** EXERCISE DIRECTIONS **
Identify every line in the records below that contains the word "Capacitor", and copy each of those lines.

** LISTING **
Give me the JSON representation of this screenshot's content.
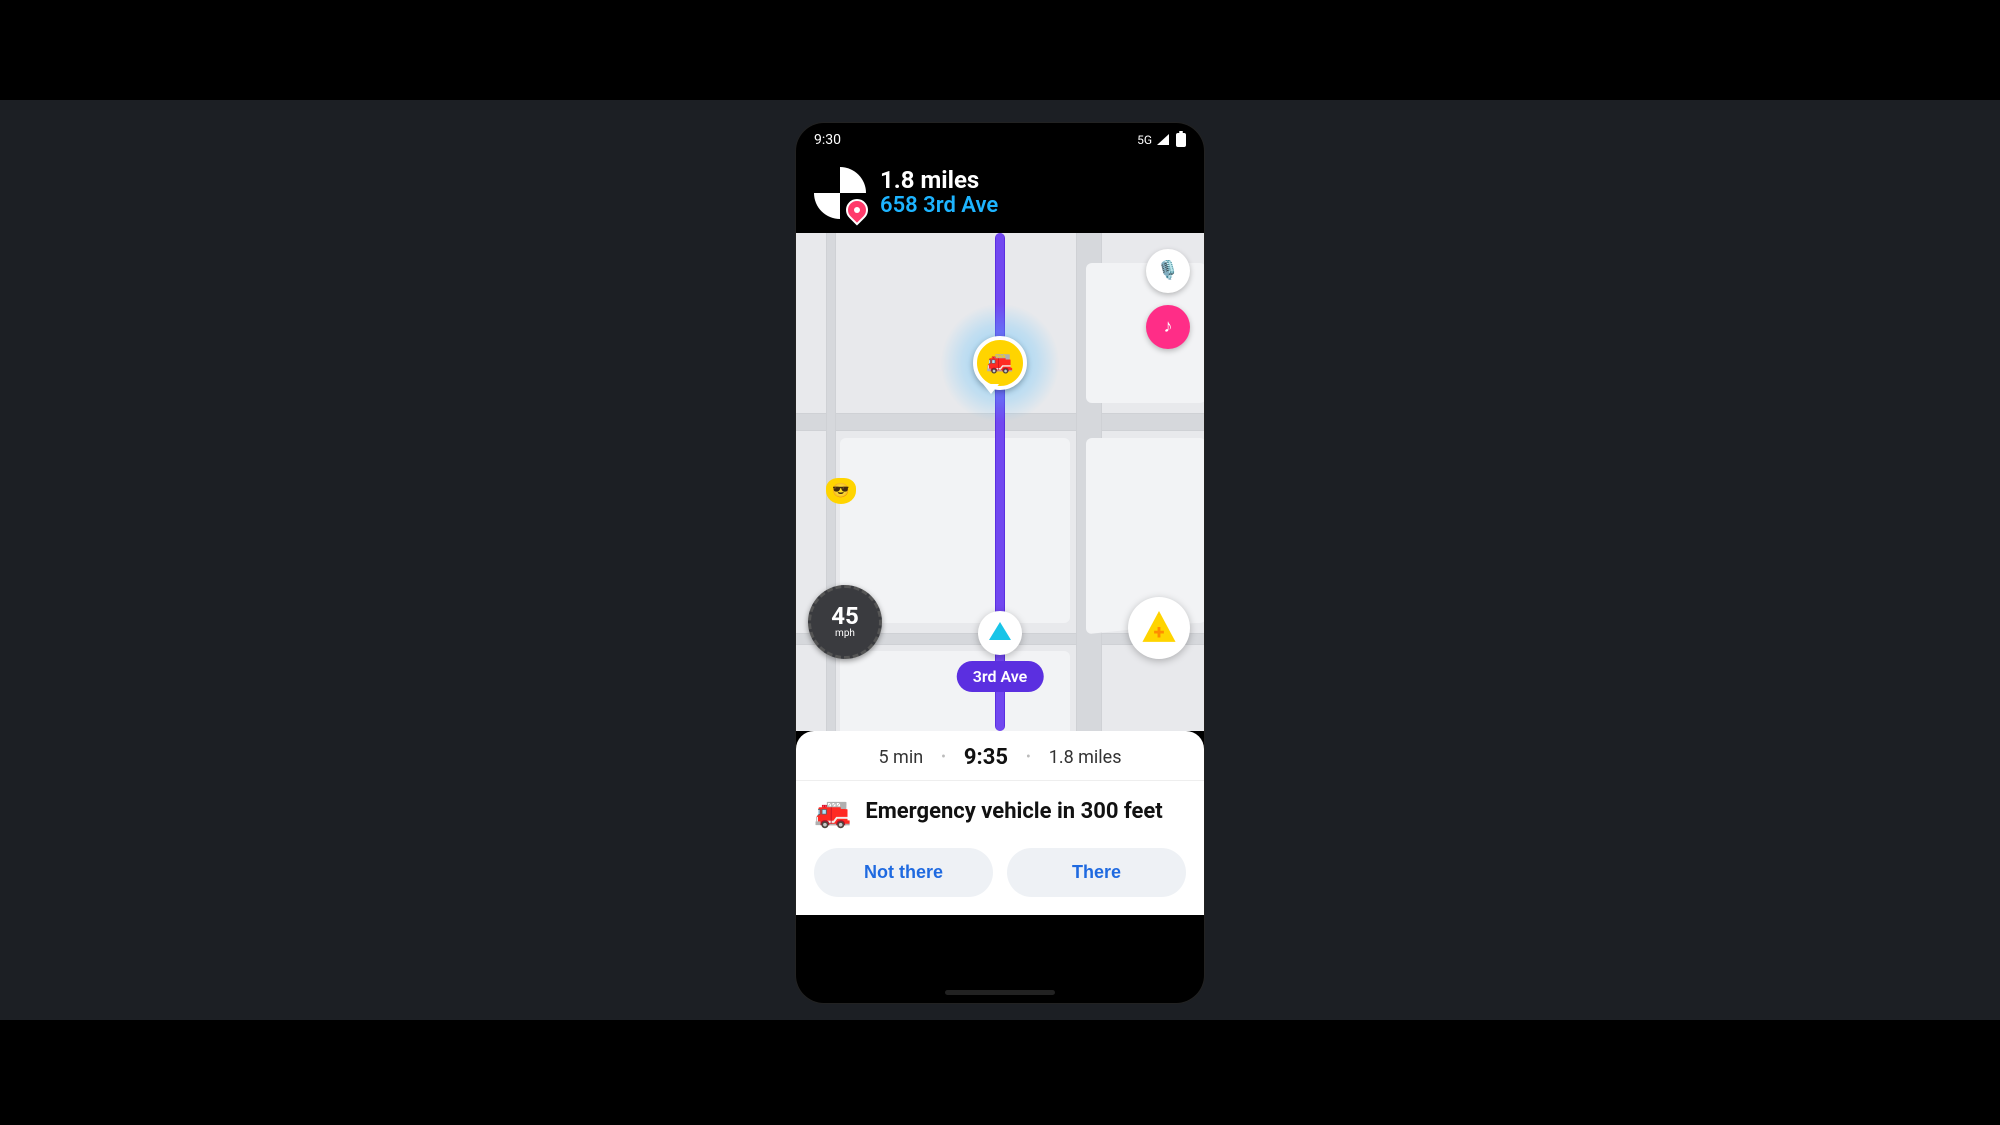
{
  "status": {
    "time": "9:30",
    "network": "5G"
  },
  "destination": {
    "distance": "1.8 miles",
    "address": "658 3rd Ave"
  },
  "map": {
    "street_label": "3rd Ave",
    "speed_limit": {
      "value": "45",
      "unit": "mph"
    }
  },
  "eta": {
    "duration": "5 min",
    "arrival": "9:35",
    "distance": "1.8 miles"
  },
  "alert": {
    "text": "Emergency vehicle in 300 feet",
    "icon": "🚒"
  },
  "buttons": {
    "not_there": "Not there",
    "there": "There"
  }
}
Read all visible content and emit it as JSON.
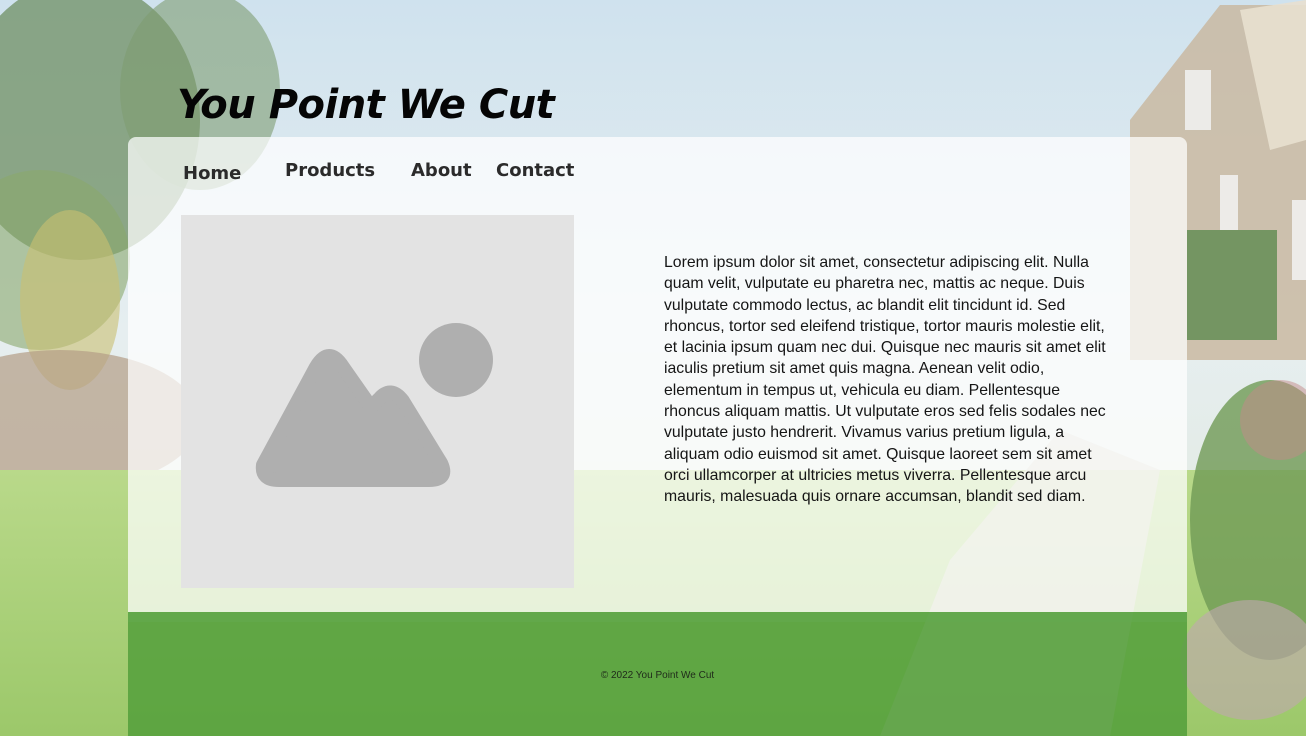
{
  "site": {
    "title": "You Point We Cut"
  },
  "nav": {
    "items": [
      {
        "label": "Home"
      },
      {
        "label": "Products"
      },
      {
        "label": "About"
      },
      {
        "label": "Contact"
      }
    ]
  },
  "main": {
    "image_icon": "image-placeholder-icon",
    "paragraph": "Lorem ipsum dolor sit amet, consectetur adipiscing elit. Nulla quam velit, vulputate eu pharetra nec, mattis ac neque. Duis vulputate commodo lectus, ac blandit elit tincidunt id. Sed rhoncus, tortor sed eleifend tristique, tortor mauris molestie elit, et lacinia ipsum quam nec dui. Quisque nec mauris sit amet elit iaculis pretium sit amet quis magna. Aenean velit odio, elementum in tempus ut, vehicula eu diam. Pellentesque rhoncus aliquam mattis. Ut vulputate eros sed felis sodales nec vulputate justo hendrerit. Vivamus varius pretium ligula, a aliquam odio euismod sit amet. Quisque laoreet sem sit amet orci ullamcorper at ultricies metus viverra. Pellentesque arcu mauris, malesuada quis ornare accumsan, blandit sed diam."
  },
  "footer": {
    "copyright": "© 2022 You Point We Cut"
  },
  "colors": {
    "footer_green": "#529e3a",
    "placeholder_bg": "#e3e3e3",
    "placeholder_fg": "#afafaf"
  }
}
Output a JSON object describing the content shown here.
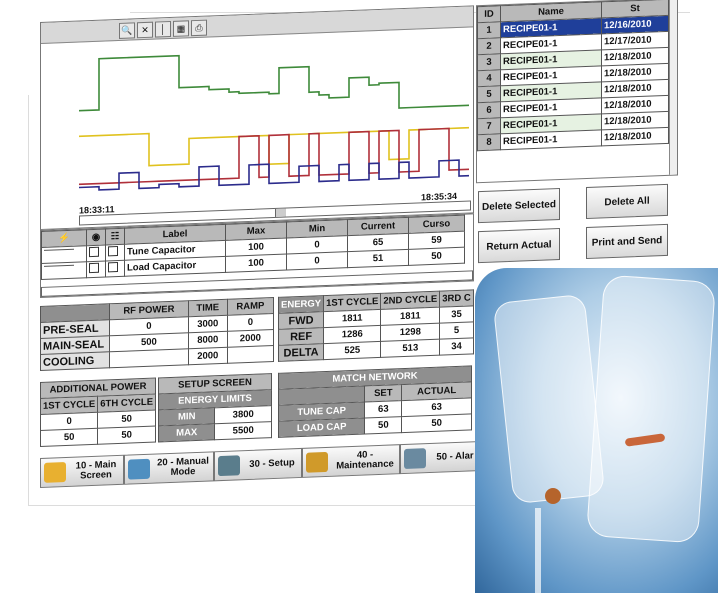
{
  "chart_data": {
    "type": "line",
    "x_start_label": "18:33:11",
    "x_end_label": "18:35:34",
    "series": [
      {
        "color": "#3e8a3a",
        "values": [
          0.42,
          0.42,
          0.1,
          0.1,
          0.1,
          0.1,
          0.1,
          0.1,
          0.1,
          0.1,
          0.3,
          0.3,
          0.3,
          0.32,
          0.32,
          0.34,
          0.35,
          0.35,
          0.35,
          0.36,
          0.2,
          0.2,
          0.2,
          0.36,
          0.38,
          0.4,
          0.4,
          0.28,
          0.28,
          0.33,
          0.32,
          0.32,
          0.48,
          0.48,
          0.48,
          0.48,
          0.48,
          0.48,
          0.48,
          0.48
        ]
      },
      {
        "color": "#e0c21f",
        "values": [
          0.58,
          0.58,
          0.58,
          0.58,
          0.58,
          0.58,
          0.58,
          0.78,
          0.78,
          0.78,
          0.78,
          0.62,
          0.62,
          0.62,
          0.62,
          0.62,
          0.62,
          0.62,
          0.62,
          0.8,
          0.8,
          0.62,
          0.62,
          0.62,
          0.62,
          0.62,
          0.62,
          0.62,
          0.62,
          0.62,
          0.62,
          0.8,
          0.8,
          0.62,
          0.62,
          0.62,
          0.62,
          0.62,
          0.62,
          0.62
        ]
      },
      {
        "color": "#b0303a",
        "values": [
          0.88,
          0.88,
          0.88,
          0.88,
          0.88,
          0.88,
          0.88,
          0.88,
          0.88,
          0.88,
          0.88,
          0.88,
          0.88,
          0.88,
          0.88,
          0.88,
          0.62,
          0.62,
          0.88,
          0.62,
          0.62,
          0.88,
          0.88,
          0.62,
          0.88,
          0.88,
          0.88,
          0.62,
          0.62,
          0.88,
          0.62,
          0.62,
          0.88,
          0.88,
          0.62,
          0.62,
          0.62,
          0.88,
          0.88,
          0.88
        ]
      },
      {
        "color": "#2c2c8c",
        "values": [
          0.9,
          0.9,
          0.92,
          0.92,
          0.82,
          0.82,
          0.92,
          0.92,
          0.9,
          0.9,
          0.92,
          0.92,
          0.8,
          0.8,
          0.92,
          0.92,
          0.92,
          0.8,
          0.8,
          0.92,
          0.92,
          0.92,
          0.82,
          0.82,
          0.92,
          0.92,
          0.82,
          0.92,
          0.92,
          0.82,
          0.92,
          0.92,
          0.82,
          0.92,
          0.92,
          0.92,
          0.82,
          0.82,
          0.92,
          0.92
        ]
      }
    ]
  },
  "recipe_table": {
    "headers": [
      "ID",
      "Name",
      "St"
    ],
    "rows": [
      {
        "id": "1",
        "name": "RECIPE01-1",
        "date": "12/16/2010"
      },
      {
        "id": "2",
        "name": "RECIPE01-1",
        "date": "12/17/2010"
      },
      {
        "id": "3",
        "name": "RECIPE01-1",
        "date": "12/18/2010"
      },
      {
        "id": "4",
        "name": "RECIPE01-1",
        "date": "12/18/2010"
      },
      {
        "id": "5",
        "name": "RECIPE01-1",
        "date": "12/18/2010"
      },
      {
        "id": "6",
        "name": "RECIPE01-1",
        "date": "12/18/2010"
      },
      {
        "id": "7",
        "name": "RECIPE01-1",
        "date": "12/18/2010"
      },
      {
        "id": "8",
        "name": "RECIPE01-1",
        "date": "12/18/2010"
      }
    ]
  },
  "buttons": {
    "delete_selected": "Delete Selected",
    "delete_all": "Delete All",
    "return_actual": "Return Actual",
    "print_send": "Print and Send"
  },
  "pens": {
    "headers": [
      "Label",
      "Max",
      "Min",
      "Current",
      "Curso"
    ],
    "rows": [
      {
        "label": "Tune Capacitor",
        "max": "100",
        "min": "0",
        "current": "65",
        "cursor": "59"
      },
      {
        "label": "Load Capacitor",
        "max": "100",
        "min": "0",
        "current": "51",
        "cursor": "50"
      }
    ]
  },
  "seal_table": {
    "headers": [
      "RF POWER",
      "TIME",
      "RAMP"
    ],
    "rows": [
      {
        "label": "PRE-SEAL",
        "rf": "0",
        "time": "3000",
        "ramp": "0"
      },
      {
        "label": "MAIN-SEAL",
        "rf": "500",
        "time": "8000",
        "ramp": "2000"
      },
      {
        "label": "COOLING",
        "rf": "",
        "time": "2000",
        "ramp": ""
      }
    ]
  },
  "energy_table": {
    "headers": [
      "ENERGY",
      "1ST CYCLE",
      "2ND CYCLE",
      "3RD C"
    ],
    "rows": [
      {
        "label": "FWD",
        "c1": "1811",
        "c2": "1811",
        "c3": "35"
      },
      {
        "label": "REF",
        "c1": "1286",
        "c2": "1298",
        "c3": "5"
      },
      {
        "label": "DELTA",
        "c1": "525",
        "c2": "513",
        "c3": "34"
      }
    ]
  },
  "additional_power": {
    "title": "ADDITIONAL POWER",
    "headers": [
      "1ST CYCLE",
      "6TH CYCLE"
    ],
    "rows": [
      [
        "0",
        "50"
      ],
      [
        "50",
        "50"
      ]
    ]
  },
  "setup_screen": {
    "title": "SETUP SCREEN",
    "subtitle": "ENERGY LIMITS",
    "rows": [
      {
        "label": "MIN",
        "value": "3800"
      },
      {
        "label": "MAX",
        "value": "5500"
      }
    ]
  },
  "match_network": {
    "title": "MATCH NETWORK",
    "headers": [
      "SET",
      "ACTUAL"
    ],
    "rows": [
      {
        "label": "TUNE CAP",
        "set": "63",
        "actual": "63"
      },
      {
        "label": "LOAD CAP",
        "set": "50",
        "actual": "50"
      }
    ]
  },
  "nav": [
    {
      "label": "10 - Main Screen",
      "icon": "home-icon",
      "color": "#e8b030"
    },
    {
      "label": "20 - Manual Mode",
      "icon": "manual-icon",
      "color": "#4f8fc0"
    },
    {
      "label": "30 - Setup",
      "icon": "setup-icon",
      "color": "#5a7d8c"
    },
    {
      "label": "40 - Maintenance",
      "icon": "maintenance-icon",
      "color": "#d09a2a"
    },
    {
      "label": "50 - Alar",
      "icon": "alarm-icon",
      "color": "#6a8aa0"
    }
  ]
}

** WRITTEN SOLUTION **
        "label": "Tune Capacitor",
        "label": "Load Capacitor",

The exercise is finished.